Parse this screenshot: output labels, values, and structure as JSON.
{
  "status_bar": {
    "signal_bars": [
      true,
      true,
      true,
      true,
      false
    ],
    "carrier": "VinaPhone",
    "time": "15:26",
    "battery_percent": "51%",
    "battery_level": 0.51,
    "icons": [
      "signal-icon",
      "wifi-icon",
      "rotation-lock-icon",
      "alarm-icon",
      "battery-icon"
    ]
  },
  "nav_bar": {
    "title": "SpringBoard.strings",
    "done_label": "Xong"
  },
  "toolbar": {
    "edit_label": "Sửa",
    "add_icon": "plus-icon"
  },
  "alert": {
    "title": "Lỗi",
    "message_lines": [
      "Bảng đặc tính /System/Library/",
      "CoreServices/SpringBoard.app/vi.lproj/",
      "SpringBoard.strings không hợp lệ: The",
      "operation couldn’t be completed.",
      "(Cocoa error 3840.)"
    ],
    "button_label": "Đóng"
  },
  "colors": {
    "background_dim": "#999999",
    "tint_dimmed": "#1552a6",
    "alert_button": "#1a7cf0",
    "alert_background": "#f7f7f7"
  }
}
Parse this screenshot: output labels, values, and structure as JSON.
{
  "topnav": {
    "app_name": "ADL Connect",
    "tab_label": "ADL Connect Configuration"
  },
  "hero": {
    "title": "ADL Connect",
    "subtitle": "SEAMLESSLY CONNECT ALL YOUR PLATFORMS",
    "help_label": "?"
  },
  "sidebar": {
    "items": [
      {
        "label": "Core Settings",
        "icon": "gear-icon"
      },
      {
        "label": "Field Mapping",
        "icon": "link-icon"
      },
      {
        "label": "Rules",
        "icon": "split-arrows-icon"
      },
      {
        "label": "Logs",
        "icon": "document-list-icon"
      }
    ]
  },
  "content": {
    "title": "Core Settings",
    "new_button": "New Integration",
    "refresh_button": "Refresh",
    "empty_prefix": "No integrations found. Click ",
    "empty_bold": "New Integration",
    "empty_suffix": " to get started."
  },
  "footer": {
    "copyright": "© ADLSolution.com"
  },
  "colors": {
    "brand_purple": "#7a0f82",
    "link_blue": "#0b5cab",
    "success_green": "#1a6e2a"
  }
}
□ □ □ □ □
_Written instruction_
All records above must be set down exactly, please.

_Written response_
Parse this screenshot: output labels, values, and structure as JSON.
{
  "status_bar": {
    "signal_bars": [
      true,
      true,
      true,
      true,
      false
    ],
    "carrier": "VinaPhone",
    "time": "15:26",
    "battery_percent": "51%",
    "battery_level": 0.51,
    "icons": [
      "signal-icon",
      "wifi-icon",
      "rotation-lock-icon",
      "alarm-icon",
      "battery-icon"
    ]
  },
  "nav_bar": {
    "title": "SpringBoard.strings",
    "done_label": "Xong"
  },
  "toolbar": {
    "edit_label": "Sửa",
    "add_icon": "plus-icon"
  },
  "alert": {
    "title": "Lỗi",
    "message_lines": [
      "Bảng đặc tính /System/Library/",
      "CoreServices/SpringBoard.app/vi.lproj/",
      "SpringBoard.strings không hợp lệ: The",
      "operation couldn’t be completed.",
      "(Cocoa error 3840.)"
    ],
    "button_label": "Đóng"
  },
  "colors": {
    "background_dim": "#999999",
    "tint_dimmed": "#1552a6",
    "alert_button": "#1a7cf0",
    "alert_background": "#f7f7f7"
  }
}
Parse this screenshot: output labels, values, and structure as JSON.
{
  "topnav": {
    "app_name": "ADL Connect",
    "tab_label": "ADL Connect Configuration"
  },
  "hero": {
    "title": "ADL Connect",
    "subtitle": "SEAMLESSLY CONNECT ALL YOUR PLATFORMS",
    "help_label": "?"
  },
  "sidebar": {
    "items": [
      {
        "label": "Core Settings",
        "icon": "gear-icon"
      },
      {
        "label": "Field Mapping",
        "icon": "link-icon"
      },
      {
        "label": "Rules",
        "icon": "split-arrows-icon"
      },
      {
        "label": "Logs",
        "icon": "document-list-icon"
      }
    ]
  },
  "content": {
    "title": "Core Settings",
    "new_button": "New Integration",
    "refresh_button": "Refresh",
    "empty_prefix": "No integrations found. Click ",
    "empty_bold": "New Integration",
    "empty_suffix": " to get started."
  },
  "footer": {
    "copyright": "© ADLSolution.com"
  },
  "colors": {
    "brand_purple": "#7a0f82",
    "link_blue": "#0b5cab",
    "success_green": "#1a6e2a"
  }
}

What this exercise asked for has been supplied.